▶ **EXERCISE INSTRUCTIONS**
Collect every line in the records below that contains the word "Firma".

=== RECORDS FOR THIS TASK ===

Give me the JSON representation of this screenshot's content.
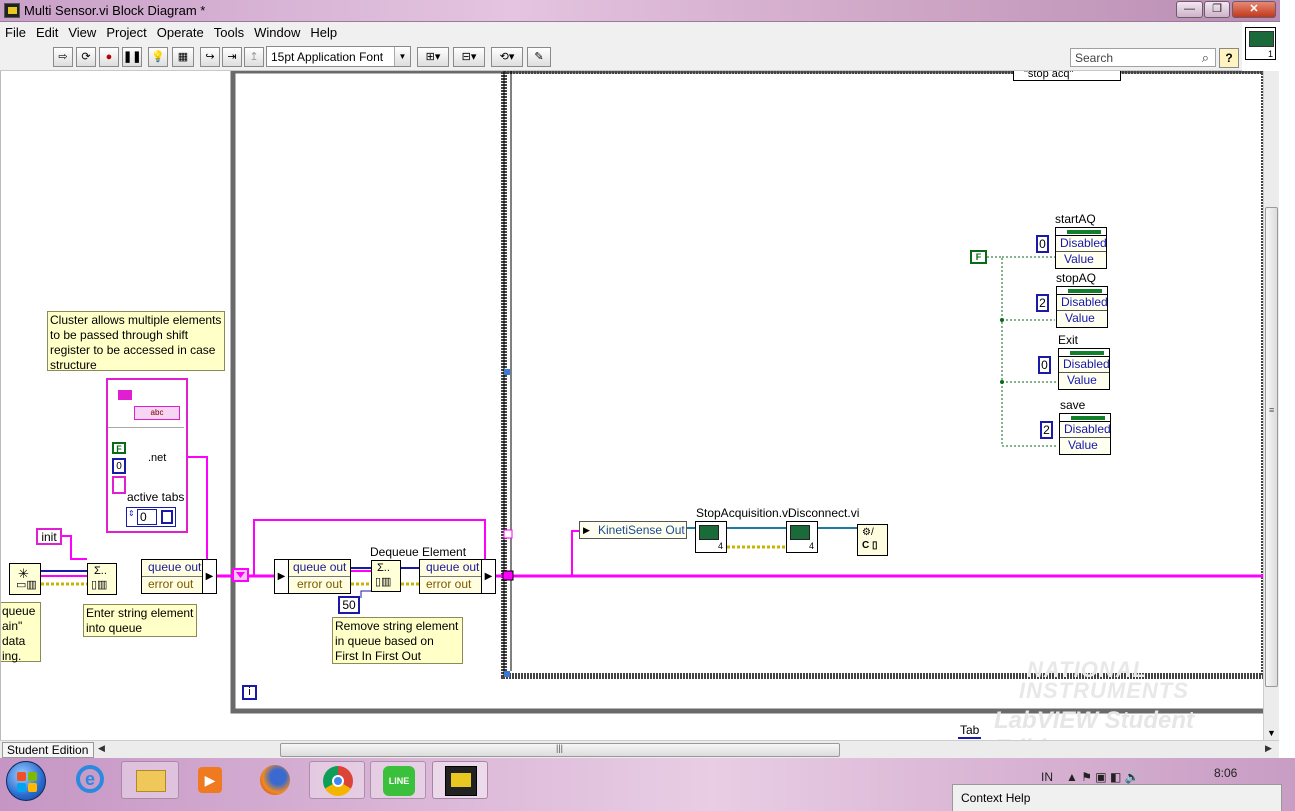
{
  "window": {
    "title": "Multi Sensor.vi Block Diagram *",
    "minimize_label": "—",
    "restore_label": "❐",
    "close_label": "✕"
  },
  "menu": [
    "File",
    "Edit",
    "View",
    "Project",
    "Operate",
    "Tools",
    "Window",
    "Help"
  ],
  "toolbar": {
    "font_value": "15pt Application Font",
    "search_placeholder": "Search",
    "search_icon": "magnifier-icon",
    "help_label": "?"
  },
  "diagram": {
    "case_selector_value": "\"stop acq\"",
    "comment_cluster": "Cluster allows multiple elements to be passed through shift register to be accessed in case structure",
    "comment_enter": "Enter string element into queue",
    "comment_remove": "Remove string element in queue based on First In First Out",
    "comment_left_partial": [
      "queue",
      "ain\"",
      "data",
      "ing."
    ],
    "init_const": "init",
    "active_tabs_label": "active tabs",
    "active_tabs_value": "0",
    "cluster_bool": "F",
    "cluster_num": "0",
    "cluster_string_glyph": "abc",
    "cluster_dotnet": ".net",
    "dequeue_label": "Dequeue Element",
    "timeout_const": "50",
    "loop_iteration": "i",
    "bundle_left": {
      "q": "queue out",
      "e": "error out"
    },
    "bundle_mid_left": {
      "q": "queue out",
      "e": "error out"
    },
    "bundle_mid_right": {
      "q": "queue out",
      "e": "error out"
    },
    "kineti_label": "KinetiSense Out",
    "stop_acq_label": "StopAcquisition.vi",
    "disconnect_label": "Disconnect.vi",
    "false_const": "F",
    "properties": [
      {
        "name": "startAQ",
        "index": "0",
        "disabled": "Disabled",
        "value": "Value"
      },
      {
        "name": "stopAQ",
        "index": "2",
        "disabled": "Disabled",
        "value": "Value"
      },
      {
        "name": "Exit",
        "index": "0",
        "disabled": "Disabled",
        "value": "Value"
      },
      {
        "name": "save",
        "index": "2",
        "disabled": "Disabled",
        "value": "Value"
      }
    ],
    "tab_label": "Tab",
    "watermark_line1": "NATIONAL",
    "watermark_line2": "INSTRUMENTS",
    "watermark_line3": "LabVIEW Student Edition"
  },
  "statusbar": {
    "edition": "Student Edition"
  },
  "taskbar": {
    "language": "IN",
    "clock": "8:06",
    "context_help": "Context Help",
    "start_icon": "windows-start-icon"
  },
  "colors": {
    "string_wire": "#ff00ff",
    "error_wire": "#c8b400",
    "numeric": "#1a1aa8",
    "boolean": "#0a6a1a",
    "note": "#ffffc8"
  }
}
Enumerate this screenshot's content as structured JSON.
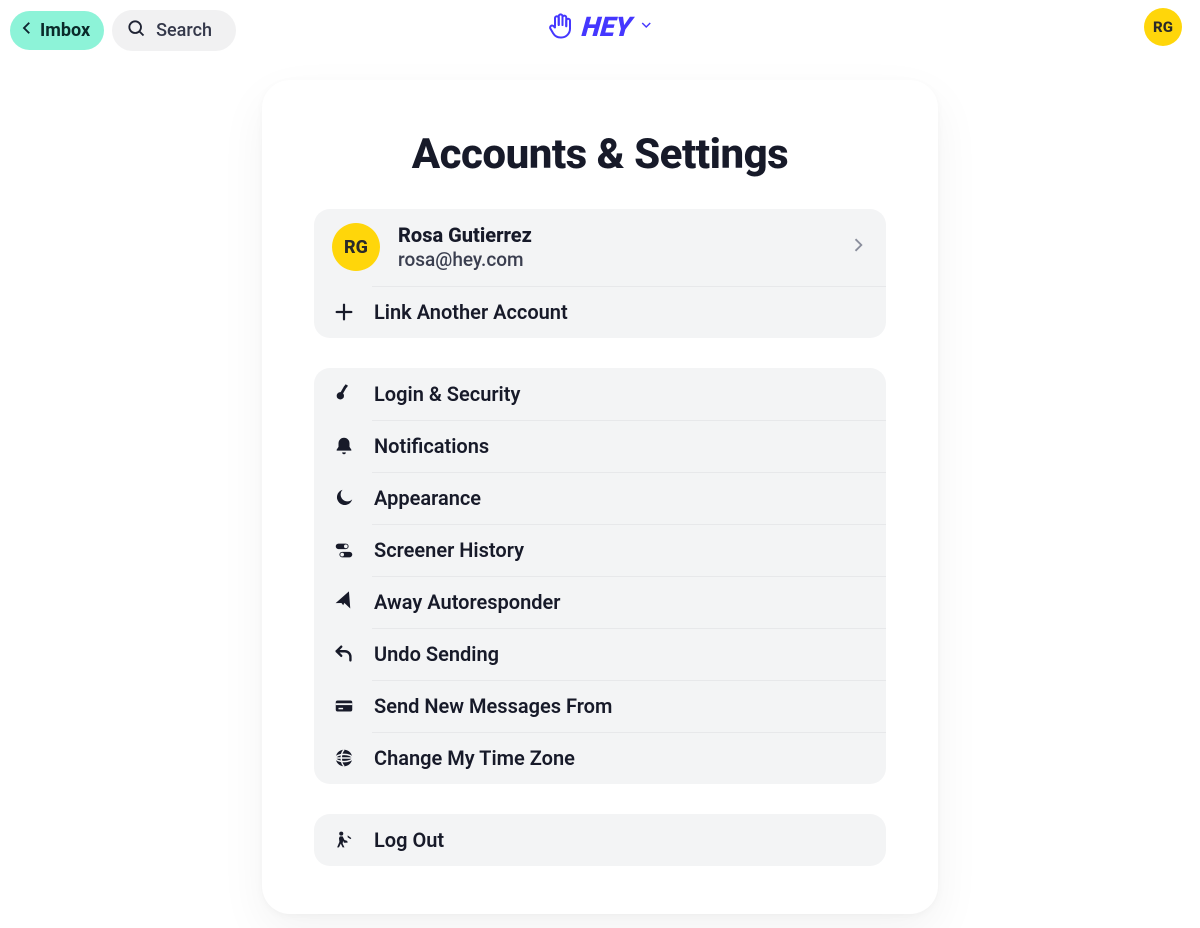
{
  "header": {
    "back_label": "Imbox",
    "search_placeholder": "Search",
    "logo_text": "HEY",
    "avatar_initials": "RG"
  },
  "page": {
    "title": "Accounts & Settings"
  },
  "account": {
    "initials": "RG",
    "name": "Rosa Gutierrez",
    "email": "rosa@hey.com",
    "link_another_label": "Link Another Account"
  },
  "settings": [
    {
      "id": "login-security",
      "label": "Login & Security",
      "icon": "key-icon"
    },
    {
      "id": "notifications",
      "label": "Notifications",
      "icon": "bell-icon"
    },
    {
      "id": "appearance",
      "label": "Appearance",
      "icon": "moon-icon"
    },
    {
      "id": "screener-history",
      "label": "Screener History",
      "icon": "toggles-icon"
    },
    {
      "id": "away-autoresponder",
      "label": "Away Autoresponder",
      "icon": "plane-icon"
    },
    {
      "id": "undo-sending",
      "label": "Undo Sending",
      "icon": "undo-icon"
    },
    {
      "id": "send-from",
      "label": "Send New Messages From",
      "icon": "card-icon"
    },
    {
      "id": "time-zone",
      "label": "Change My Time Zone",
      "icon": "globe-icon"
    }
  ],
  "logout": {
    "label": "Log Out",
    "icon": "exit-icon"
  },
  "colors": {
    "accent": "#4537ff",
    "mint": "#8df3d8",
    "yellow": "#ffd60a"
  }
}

===
=== RECORDS FOR THIS TASK ===

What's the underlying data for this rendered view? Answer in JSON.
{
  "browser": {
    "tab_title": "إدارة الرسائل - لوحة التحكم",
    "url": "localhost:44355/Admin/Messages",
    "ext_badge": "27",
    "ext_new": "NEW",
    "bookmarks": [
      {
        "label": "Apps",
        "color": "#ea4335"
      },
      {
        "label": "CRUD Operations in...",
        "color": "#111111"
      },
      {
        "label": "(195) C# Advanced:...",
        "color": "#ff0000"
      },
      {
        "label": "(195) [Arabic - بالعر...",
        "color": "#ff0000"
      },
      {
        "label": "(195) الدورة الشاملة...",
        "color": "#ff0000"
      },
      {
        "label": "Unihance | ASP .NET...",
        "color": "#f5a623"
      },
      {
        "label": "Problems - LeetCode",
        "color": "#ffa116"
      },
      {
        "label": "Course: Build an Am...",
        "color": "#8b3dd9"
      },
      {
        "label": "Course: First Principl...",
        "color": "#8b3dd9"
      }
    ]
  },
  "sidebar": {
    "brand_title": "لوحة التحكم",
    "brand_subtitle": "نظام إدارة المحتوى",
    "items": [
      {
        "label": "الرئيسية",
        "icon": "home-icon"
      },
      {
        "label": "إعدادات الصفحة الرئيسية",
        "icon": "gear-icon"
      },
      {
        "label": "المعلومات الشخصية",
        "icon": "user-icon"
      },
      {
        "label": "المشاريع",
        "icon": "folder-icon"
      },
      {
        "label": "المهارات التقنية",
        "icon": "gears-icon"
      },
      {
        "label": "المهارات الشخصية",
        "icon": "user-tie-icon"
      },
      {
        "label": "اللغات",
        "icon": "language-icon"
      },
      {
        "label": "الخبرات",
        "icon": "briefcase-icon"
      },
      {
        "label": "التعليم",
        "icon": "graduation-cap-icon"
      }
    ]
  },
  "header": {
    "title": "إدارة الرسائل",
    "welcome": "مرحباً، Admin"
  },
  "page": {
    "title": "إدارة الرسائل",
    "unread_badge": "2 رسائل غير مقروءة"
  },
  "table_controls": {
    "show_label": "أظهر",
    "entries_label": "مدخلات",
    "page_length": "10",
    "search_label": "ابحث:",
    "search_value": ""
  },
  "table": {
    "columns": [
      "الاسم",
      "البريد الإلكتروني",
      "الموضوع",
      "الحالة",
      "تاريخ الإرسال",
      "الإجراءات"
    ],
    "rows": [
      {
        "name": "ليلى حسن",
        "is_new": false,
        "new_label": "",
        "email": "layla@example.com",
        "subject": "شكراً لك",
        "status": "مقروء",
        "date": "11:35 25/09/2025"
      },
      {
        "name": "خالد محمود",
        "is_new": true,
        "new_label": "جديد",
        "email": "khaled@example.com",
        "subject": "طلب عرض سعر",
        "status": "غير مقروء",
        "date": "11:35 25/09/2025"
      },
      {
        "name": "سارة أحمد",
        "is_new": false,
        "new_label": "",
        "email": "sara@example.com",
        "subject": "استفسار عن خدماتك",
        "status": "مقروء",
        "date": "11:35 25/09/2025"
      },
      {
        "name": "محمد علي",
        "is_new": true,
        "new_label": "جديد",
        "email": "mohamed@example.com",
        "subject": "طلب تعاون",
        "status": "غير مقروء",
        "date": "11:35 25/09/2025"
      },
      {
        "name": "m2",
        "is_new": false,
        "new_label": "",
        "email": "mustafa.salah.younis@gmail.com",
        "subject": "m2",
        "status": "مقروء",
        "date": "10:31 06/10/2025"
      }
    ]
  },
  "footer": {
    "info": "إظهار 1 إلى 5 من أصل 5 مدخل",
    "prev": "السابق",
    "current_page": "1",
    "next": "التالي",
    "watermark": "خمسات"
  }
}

===
=== RECORDS FOR THIS TASK ===

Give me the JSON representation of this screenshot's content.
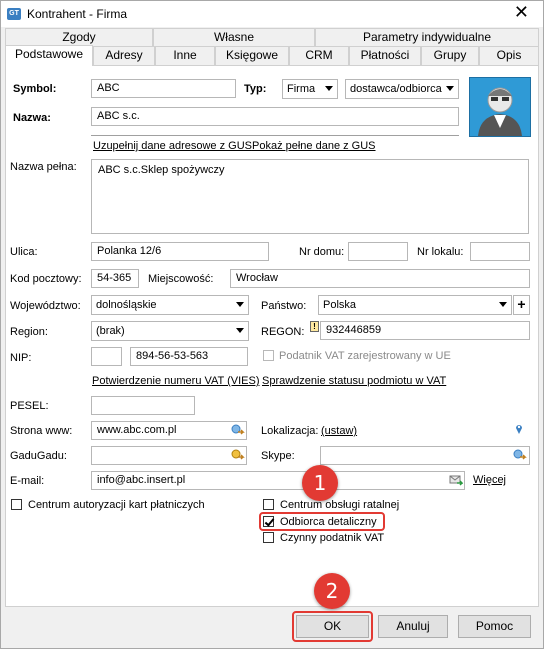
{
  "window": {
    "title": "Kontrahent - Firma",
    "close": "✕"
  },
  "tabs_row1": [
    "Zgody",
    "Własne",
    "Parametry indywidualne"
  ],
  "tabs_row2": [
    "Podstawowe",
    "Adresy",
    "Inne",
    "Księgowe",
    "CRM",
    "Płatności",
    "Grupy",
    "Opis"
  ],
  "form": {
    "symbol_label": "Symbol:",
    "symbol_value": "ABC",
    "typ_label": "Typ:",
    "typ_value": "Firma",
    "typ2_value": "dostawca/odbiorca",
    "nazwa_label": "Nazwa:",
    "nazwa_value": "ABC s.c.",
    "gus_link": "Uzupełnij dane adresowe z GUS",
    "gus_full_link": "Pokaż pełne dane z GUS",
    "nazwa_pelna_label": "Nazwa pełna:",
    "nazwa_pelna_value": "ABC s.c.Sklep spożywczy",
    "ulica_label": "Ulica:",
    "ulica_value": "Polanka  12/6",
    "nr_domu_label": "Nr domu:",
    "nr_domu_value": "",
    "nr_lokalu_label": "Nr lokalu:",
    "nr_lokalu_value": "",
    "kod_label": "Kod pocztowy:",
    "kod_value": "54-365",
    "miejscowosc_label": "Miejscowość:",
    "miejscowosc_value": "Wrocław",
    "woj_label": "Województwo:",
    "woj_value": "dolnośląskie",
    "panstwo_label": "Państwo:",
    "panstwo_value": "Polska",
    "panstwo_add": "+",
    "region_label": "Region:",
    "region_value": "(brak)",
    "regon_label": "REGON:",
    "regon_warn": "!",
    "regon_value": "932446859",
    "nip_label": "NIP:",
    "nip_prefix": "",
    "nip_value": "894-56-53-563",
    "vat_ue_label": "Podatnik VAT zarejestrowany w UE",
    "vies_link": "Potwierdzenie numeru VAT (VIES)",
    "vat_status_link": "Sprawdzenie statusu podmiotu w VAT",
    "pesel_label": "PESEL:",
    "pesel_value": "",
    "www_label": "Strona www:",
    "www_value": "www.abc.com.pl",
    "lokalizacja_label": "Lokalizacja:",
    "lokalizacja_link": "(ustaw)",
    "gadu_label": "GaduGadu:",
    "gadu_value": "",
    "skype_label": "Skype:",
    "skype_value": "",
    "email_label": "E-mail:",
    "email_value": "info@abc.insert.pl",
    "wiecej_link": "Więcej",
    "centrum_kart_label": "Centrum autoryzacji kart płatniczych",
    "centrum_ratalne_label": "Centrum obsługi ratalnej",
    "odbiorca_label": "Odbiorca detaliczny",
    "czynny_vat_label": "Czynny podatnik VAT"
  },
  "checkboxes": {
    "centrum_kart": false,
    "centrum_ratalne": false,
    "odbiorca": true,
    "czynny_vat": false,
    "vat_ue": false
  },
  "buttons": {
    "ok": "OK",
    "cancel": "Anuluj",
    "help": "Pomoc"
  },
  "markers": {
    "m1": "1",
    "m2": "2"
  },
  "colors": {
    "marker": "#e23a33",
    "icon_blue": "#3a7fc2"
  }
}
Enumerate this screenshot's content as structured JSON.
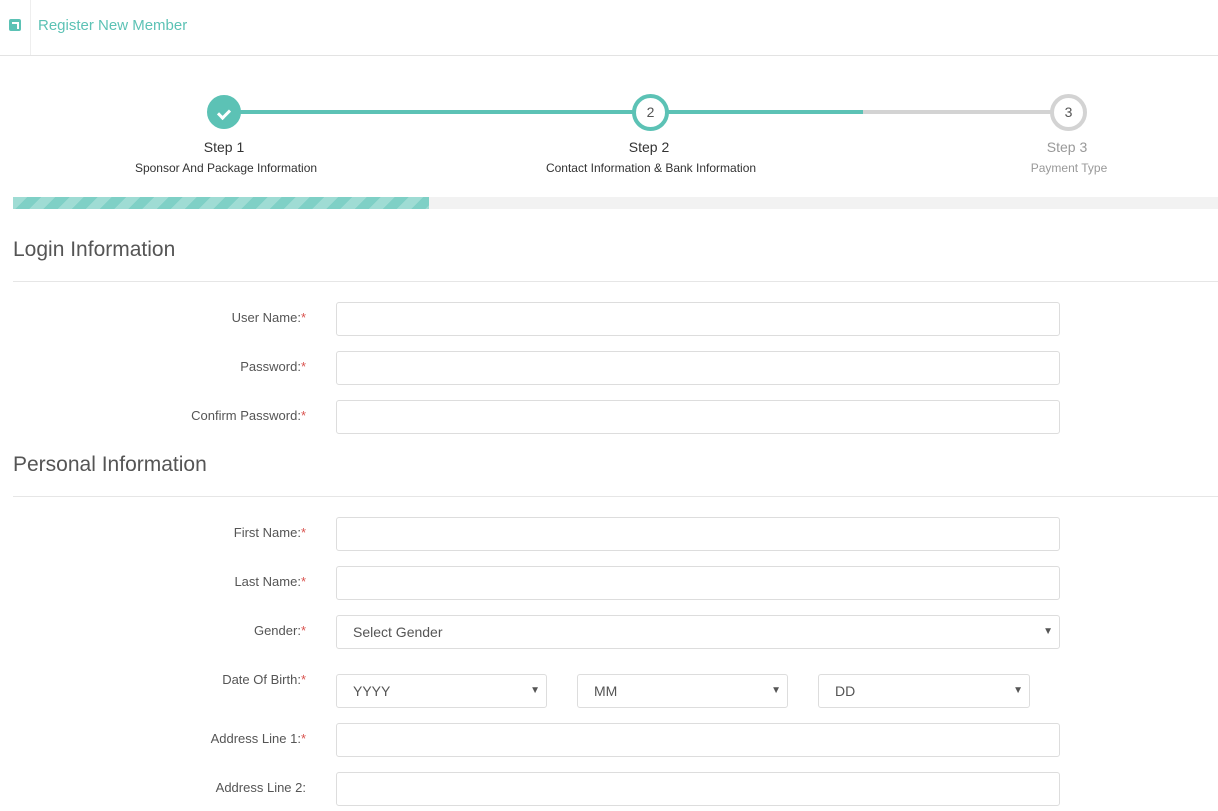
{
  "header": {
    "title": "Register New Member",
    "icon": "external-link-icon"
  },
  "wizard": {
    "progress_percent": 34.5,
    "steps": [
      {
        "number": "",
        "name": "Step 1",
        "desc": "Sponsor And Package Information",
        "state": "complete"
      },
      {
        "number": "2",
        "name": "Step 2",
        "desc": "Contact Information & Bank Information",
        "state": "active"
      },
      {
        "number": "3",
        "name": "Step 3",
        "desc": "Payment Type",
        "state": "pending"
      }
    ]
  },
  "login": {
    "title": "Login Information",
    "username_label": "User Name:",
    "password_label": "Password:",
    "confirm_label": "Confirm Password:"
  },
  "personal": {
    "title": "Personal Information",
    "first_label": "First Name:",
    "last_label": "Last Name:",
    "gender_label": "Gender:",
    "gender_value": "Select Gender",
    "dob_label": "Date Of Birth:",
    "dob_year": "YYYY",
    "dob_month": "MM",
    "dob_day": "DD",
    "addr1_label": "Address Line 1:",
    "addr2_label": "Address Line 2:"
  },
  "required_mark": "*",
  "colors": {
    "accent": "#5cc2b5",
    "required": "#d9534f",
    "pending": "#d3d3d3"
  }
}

===

▶ **ANSWER TO THIS PROBLEM**
    "title": "Kontrahent - Firma",
    "typ_value": "Firma",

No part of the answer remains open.